(Stored data entries)
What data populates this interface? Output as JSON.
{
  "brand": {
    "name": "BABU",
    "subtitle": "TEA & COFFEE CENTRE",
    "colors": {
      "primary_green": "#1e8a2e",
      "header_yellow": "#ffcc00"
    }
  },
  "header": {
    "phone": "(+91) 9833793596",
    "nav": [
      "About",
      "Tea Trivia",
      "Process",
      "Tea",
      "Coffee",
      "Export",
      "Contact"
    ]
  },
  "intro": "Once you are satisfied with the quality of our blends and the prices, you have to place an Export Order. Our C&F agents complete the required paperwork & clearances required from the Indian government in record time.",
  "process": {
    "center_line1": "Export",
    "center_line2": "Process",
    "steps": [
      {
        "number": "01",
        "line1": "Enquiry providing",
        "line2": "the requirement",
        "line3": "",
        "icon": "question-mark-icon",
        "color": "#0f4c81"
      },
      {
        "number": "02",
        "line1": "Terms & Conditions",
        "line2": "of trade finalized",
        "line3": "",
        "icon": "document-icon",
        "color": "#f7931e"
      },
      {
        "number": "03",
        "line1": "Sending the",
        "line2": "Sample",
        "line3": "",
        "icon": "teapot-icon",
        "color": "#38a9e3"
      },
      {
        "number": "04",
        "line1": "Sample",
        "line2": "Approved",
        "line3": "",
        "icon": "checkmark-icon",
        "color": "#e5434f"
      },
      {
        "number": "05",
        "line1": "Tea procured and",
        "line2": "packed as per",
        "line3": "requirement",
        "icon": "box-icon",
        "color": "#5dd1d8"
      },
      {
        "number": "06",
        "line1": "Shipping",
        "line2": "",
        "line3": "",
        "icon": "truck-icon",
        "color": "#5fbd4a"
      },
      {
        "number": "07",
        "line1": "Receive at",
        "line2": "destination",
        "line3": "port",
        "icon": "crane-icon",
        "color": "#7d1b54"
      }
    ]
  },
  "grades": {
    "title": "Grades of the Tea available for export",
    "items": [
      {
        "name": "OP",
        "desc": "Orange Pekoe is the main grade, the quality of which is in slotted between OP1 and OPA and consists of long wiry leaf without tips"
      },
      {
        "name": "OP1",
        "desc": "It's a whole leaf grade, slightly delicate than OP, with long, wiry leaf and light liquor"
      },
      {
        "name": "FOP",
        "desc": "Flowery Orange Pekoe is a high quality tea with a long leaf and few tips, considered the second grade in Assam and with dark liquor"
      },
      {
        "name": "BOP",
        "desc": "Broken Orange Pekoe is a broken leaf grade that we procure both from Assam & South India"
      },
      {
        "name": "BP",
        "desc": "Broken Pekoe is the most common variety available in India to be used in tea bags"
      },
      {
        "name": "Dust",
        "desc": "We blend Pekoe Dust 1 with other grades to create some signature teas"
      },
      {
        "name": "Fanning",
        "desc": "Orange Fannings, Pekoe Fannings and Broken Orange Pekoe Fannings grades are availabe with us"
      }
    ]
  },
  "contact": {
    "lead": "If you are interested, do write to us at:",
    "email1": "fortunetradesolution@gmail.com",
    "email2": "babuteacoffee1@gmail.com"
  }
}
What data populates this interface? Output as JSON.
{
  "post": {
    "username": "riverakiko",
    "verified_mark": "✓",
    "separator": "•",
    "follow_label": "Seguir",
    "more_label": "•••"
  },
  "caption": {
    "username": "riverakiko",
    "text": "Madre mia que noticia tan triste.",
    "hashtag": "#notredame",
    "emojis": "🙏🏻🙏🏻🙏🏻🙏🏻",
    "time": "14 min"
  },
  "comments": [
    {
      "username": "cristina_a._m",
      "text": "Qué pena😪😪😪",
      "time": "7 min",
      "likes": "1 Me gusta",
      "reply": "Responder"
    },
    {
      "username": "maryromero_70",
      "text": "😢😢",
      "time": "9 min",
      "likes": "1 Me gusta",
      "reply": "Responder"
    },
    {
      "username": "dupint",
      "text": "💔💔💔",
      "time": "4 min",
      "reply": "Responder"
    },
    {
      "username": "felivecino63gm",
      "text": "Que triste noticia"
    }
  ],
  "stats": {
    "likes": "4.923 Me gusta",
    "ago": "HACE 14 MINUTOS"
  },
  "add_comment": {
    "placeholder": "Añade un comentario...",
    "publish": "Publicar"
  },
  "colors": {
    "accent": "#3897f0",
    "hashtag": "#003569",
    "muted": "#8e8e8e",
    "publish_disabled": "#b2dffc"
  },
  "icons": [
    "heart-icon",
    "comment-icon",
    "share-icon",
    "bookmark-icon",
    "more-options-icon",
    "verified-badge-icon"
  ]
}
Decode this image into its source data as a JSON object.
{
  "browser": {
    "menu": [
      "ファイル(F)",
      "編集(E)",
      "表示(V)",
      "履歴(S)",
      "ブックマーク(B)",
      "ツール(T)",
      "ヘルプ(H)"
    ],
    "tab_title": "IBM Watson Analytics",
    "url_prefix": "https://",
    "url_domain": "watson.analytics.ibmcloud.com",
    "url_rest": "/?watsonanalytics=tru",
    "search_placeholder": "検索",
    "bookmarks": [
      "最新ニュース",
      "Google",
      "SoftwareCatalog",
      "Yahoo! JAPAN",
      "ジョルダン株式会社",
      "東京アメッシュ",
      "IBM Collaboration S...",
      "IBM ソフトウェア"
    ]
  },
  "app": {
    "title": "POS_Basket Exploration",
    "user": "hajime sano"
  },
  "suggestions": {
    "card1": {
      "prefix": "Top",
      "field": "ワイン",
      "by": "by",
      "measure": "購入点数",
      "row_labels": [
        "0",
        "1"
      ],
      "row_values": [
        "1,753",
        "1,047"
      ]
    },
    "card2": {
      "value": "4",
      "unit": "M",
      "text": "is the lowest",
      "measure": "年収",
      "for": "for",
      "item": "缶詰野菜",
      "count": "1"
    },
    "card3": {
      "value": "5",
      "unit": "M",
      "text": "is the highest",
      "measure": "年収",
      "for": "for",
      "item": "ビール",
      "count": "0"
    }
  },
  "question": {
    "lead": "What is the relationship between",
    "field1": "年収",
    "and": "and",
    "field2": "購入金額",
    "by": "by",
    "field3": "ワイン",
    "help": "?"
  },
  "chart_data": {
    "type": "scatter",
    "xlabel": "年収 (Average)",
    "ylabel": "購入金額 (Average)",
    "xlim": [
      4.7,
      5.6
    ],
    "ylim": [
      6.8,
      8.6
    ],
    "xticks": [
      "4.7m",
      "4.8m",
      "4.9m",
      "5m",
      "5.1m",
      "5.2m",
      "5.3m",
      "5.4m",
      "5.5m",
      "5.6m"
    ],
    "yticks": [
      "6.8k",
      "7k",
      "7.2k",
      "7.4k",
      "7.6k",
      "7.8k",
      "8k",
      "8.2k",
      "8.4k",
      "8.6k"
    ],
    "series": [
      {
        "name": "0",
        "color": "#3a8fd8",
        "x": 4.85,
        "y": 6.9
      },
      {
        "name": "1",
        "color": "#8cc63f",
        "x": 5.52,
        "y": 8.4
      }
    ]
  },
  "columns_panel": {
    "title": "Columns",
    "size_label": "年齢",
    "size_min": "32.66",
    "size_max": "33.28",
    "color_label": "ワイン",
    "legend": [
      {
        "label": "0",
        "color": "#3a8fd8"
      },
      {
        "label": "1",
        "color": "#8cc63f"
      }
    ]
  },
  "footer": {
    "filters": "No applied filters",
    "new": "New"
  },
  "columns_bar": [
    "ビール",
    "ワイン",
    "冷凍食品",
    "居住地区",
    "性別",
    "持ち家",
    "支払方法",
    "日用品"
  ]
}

• **Problem to work on**
Extract all of the data shown above and repeat it verbatim.

• **Output**
What data populates this interface? Output as JSON.
{
  "brand": {
    "name": "BABU",
    "subtitle": "TEA & COFFEE CENTRE",
    "colors": {
      "primary_green": "#1e8a2e",
      "header_yellow": "#ffcc00"
    }
  },
  "header": {
    "phone": "(+91) 9833793596",
    "nav": [
      "About",
      "Tea Trivia",
      "Process",
      "Tea",
      "Coffee",
      "Export",
      "Contact"
    ]
  },
  "intro": "Once you are satisfied with the quality of our blends and the prices, you have to place an Export Order. Our C&F agents complete the required paperwork & clearances required from the Indian government in record time.",
  "process": {
    "center_line1": "Export",
    "center_line2": "Process",
    "steps": [
      {
        "number": "01",
        "line1": "Enquiry providing",
        "line2": "the requirement",
        "line3": "",
        "icon": "question-mark-icon",
        "color": "#0f4c81"
      },
      {
        "number": "02",
        "line1": "Terms & Conditions",
        "line2": "of trade finalized",
        "line3": "",
        "icon": "document-icon",
        "color": "#f7931e"
      },
      {
        "number": "03",
        "line1": "Sending the",
        "line2": "Sample",
        "line3": "",
        "icon": "teapot-icon",
        "color": "#38a9e3"
      },
      {
        "number": "04",
        "line1": "Sample",
        "line2": "Approved",
        "line3": "",
        "icon": "checkmark-icon",
        "color": "#e5434f"
      },
      {
        "number": "05",
        "line1": "Tea procured and",
        "line2": "packed as per",
        "line3": "requirement",
        "icon": "box-icon",
        "color": "#5dd1d8"
      },
      {
        "number": "06",
        "line1": "Shipping",
        "line2": "",
        "line3": "",
        "icon": "truck-icon",
        "color": "#5fbd4a"
      },
      {
        "number": "07",
        "line1": "Receive at",
        "line2": "destination",
        "line3": "port",
        "icon": "crane-icon",
        "color": "#7d1b54"
      }
    ]
  },
  "grades": {
    "title": "Grades of the Tea available for export",
    "items": [
      {
        "name": "OP",
        "desc": "Orange Pekoe is the main grade, the quality of which is in slotted between OP1 and OPA and consists of long wiry leaf without tips"
      },
      {
        "name": "OP1",
        "desc": "It's a whole leaf grade, slightly delicate than OP, with long, wiry leaf and light liquor"
      },
      {
        "name": "FOP",
        "desc": "Flowery Orange Pekoe is a high quality tea with a long leaf and few tips, considered the second grade in Assam and with dark liquor"
      },
      {
        "name": "BOP",
        "desc": "Broken Orange Pekoe is a broken leaf grade that we procure both from Assam & South India"
      },
      {
        "name": "BP",
        "desc": "Broken Pekoe is the most common variety available in India to be used in tea bags"
      },
      {
        "name": "Dust",
        "desc": "We blend Pekoe Dust 1 with other grades to create some signature teas"
      },
      {
        "name": "Fanning",
        "desc": "Orange Fannings, Pekoe Fannings and Broken Orange Pekoe Fannings grades are availabe with us"
      }
    ]
  },
  "contact": {
    "lead": "If you are interested, do write to us at:",
    "email1": "fortunetradesolution@gmail.com",
    "email2": "babuteacoffee1@gmail.com"
  }
}
What data populates this interface? Output as JSON.
{
  "post": {
    "username": "riverakiko",
    "verified_mark": "✓",
    "separator": "•",
    "follow_label": "Seguir",
    "more_label": "•••"
  },
  "caption": {
    "username": "riverakiko",
    "text": "Madre mia que noticia tan triste.",
    "hashtag": "#notredame",
    "emojis": "🙏🏻🙏🏻🙏🏻🙏🏻",
    "time": "14 min"
  },
  "comments": [
    {
      "username": "cristina_a._m",
      "text": "Qué pena😪😪😪",
      "time": "7 min",
      "likes": "1 Me gusta",
      "reply": "Responder"
    },
    {
      "username": "maryromero_70",
      "text": "😢😢",
      "time": "9 min",
      "likes": "1 Me gusta",
      "reply": "Responder"
    },
    {
      "username": "dupint",
      "text": "💔💔💔",
      "time": "4 min",
      "reply": "Responder"
    },
    {
      "username": "felivecino63gm",
      "text": "Que triste noticia"
    }
  ],
  "stats": {
    "likes": "4.923 Me gusta",
    "ago": "HACE 14 MINUTOS"
  },
  "add_comment": {
    "placeholder": "Añade un comentario...",
    "publish": "Publicar"
  },
  "colors": {
    "accent": "#3897f0",
    "hashtag": "#003569",
    "muted": "#8e8e8e",
    "publish_disabled": "#b2dffc"
  },
  "icons": [
    "heart-icon",
    "comment-icon",
    "share-icon",
    "bookmark-icon",
    "more-options-icon",
    "verified-badge-icon"
  ]
}
Decode this image into its source data as a JSON object.
{
  "browser": {
    "menu": [
      "ファイル(F)",
      "編集(E)",
      "表示(V)",
      "履歴(S)",
      "ブックマーク(B)",
      "ツール(T)",
      "ヘルプ(H)"
    ],
    "tab_title": "IBM Watson Analytics",
    "url_prefix": "https://",
    "url_domain": "watson.analytics.ibmcloud.com",
    "url_rest": "/?watsonanalytics=tru",
    "search_placeholder": "検索",
    "bookmarks": [
      "最新ニュース",
      "Google",
      "SoftwareCatalog",
      "Yahoo! JAPAN",
      "ジョルダン株式会社",
      "東京アメッシュ",
      "IBM Collaboration S...",
      "IBM ソフトウェア"
    ]
  },
  "app": {
    "title": "POS_Basket Exploration",
    "user": "hajime sano"
  },
  "suggestions": {
    "card1": {
      "prefix": "Top",
      "field": "ワイン",
      "by": "by",
      "measure": "購入点数",
      "row_labels": [
        "0",
        "1"
      ],
      "row_values": [
        "1,753",
        "1,047"
      ]
    },
    "card2": {
      "value": "4",
      "unit": "M",
      "text": "is the lowest",
      "measure": "年収",
      "for": "for",
      "item": "缶詰野菜",
      "count": "1"
    },
    "card3": {
      "value": "5",
      "unit": "M",
      "text": "is the highest",
      "measure": "年収",
      "for": "for",
      "item": "ビール",
      "count": "0"
    }
  },
  "question": {
    "lead": "What is the relationship between",
    "field1": "年収",
    "and": "and",
    "field2": "購入金額",
    "by": "by",
    "field3": "ワイン",
    "help": "?"
  },
  "chart_data": {
    "type": "scatter",
    "xlabel": "年収 (Average)",
    "ylabel": "購入金額 (Average)",
    "xlim": [
      4.7,
      5.6
    ],
    "ylim": [
      6.8,
      8.6
    ],
    "xticks": [
      "4.7m",
      "4.8m",
      "4.9m",
      "5m",
      "5.1m",
      "5.2m",
      "5.3m",
      "5.4m",
      "5.5m",
      "5.6m"
    ],
    "yticks": [
      "6.8k",
      "7k",
      "7.2k",
      "7.4k",
      "7.6k",
      "7.8k",
      "8k",
      "8.2k",
      "8.4k",
      "8.6k"
    ],
    "series": [
      {
        "name": "0",
        "color": "#3a8fd8",
        "x": 4.85,
        "y": 6.9
      },
      {
        "name": "1",
        "color": "#8cc63f",
        "x": 5.52,
        "y": 8.4
      }
    ]
  },
  "columns_panel": {
    "title": "Columns",
    "size_label": "年齢",
    "size_min": "32.66",
    "size_max": "33.28",
    "color_label": "ワイン",
    "legend": [
      {
        "label": "0",
        "color": "#3a8fd8"
      },
      {
        "label": "1",
        "color": "#8cc63f"
      }
    ]
  },
  "footer": {
    "filters": "No applied filters",
    "new": "New"
  },
  "columns_bar": [
    "ビール",
    "ワイン",
    "冷凍食品",
    "居住地区",
    "性別",
    "持ち家",
    "支払方法",
    "日用品"
  ]
}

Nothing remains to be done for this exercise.